[Figure dataset records]
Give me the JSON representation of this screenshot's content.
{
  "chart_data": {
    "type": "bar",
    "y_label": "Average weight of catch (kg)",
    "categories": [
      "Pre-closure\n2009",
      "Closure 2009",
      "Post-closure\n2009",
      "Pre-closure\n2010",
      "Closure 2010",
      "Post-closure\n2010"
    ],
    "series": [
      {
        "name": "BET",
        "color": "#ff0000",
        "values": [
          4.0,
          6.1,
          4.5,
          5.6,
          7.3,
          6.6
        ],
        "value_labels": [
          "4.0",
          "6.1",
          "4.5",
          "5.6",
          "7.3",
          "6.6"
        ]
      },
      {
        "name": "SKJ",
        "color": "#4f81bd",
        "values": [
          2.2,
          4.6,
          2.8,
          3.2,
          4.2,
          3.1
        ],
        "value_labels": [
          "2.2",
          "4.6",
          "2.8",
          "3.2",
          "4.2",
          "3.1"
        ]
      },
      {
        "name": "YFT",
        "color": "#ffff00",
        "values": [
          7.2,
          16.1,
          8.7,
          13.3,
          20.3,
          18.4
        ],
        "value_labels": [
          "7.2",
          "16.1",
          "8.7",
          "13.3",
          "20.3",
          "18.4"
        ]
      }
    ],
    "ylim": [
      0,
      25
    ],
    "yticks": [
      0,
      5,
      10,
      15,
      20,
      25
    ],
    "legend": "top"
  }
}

▸ **WORK REQUIRED**:
Search the lines for the string "color" and copy every line that has it.

▸ **SOLUTION TO THIS TASK**:
        "color": "#ff0000",
        "color": "#4f81bd",
        "color": "#ffff00",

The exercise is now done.